== OBJECTIVE ==
Restate the full set of records exactly, word for word.
[START OF RECORDED DATA]
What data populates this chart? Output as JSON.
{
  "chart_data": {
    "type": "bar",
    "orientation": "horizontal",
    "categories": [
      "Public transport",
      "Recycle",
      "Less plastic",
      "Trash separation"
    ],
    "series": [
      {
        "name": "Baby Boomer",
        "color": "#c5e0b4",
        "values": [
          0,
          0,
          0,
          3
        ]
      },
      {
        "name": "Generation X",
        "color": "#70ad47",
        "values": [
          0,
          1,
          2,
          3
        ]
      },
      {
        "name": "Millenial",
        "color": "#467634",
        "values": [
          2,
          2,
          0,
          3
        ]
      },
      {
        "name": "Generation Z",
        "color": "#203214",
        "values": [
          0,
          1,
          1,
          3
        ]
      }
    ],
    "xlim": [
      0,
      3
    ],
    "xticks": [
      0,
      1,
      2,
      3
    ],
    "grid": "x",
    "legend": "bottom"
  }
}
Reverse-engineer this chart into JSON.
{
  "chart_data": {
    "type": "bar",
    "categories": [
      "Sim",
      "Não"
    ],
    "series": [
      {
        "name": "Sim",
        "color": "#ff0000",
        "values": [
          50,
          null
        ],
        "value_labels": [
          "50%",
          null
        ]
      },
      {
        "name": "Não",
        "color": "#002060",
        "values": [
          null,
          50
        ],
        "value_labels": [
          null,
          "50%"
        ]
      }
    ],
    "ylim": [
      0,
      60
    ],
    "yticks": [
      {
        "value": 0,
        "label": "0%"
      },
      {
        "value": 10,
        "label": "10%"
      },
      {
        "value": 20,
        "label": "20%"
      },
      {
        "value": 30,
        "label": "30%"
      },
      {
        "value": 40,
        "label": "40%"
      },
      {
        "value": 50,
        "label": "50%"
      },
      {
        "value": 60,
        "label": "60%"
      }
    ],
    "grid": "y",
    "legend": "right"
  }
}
[END OF RECORDED DATA]
== CORRECT OUTPUT ==
What data populates this chart? Output as JSON.
{
  "chart_data": {
    "type": "bar",
    "orientation": "horizontal",
    "categories": [
      "Public transport",
      "Recycle",
      "Less plastic",
      "Trash separation"
    ],
    "series": [
      {
        "name": "Baby Boomer",
        "color": "#c5e0b4",
        "values": [
          0,
          0,
          0,
          3
        ]
      },
      {
        "name": "Generation X",
        "color": "#70ad47",
        "values": [
          0,
          1,
          2,
          3
        ]
      },
      {
        "name": "Millenial",
        "color": "#467634",
        "values": [
          2,
          2,
          0,
          3
        ]
      },
      {
        "name": "Generation Z",
        "color": "#203214",
        "values": [
          0,
          1,
          1,
          3
        ]
      }
    ],
    "xlim": [
      0,
      3
    ],
    "xticks": [
      0,
      1,
      2,
      3
    ],
    "grid": "x",
    "legend": "bottom"
  }
}
Reverse-engineer this chart into JSON.
{
  "chart_data": {
    "type": "bar",
    "categories": [
      "Sim",
      "Não"
    ],
    "series": [
      {
        "name": "Sim",
        "color": "#ff0000",
        "values": [
          50,
          null
        ],
        "value_labels": [
          "50%",
          null
        ]
      },
      {
        "name": "Não",
        "color": "#002060",
        "values": [
          null,
          50
        ],
        "value_labels": [
          null,
          "50%"
        ]
      }
    ],
    "ylim": [
      0,
      60
    ],
    "yticks": [
      {
        "value": 0,
        "label": "0%"
      },
      {
        "value": 10,
        "label": "10%"
      },
      {
        "value": 20,
        "label": "20%"
      },
      {
        "value": 30,
        "label": "30%"
      },
      {
        "value": 40,
        "label": "40%"
      },
      {
        "value": 50,
        "label": "50%"
      },
      {
        "value": 60,
        "label": "60%"
      }
    ],
    "grid": "y",
    "legend": "right"
  }
}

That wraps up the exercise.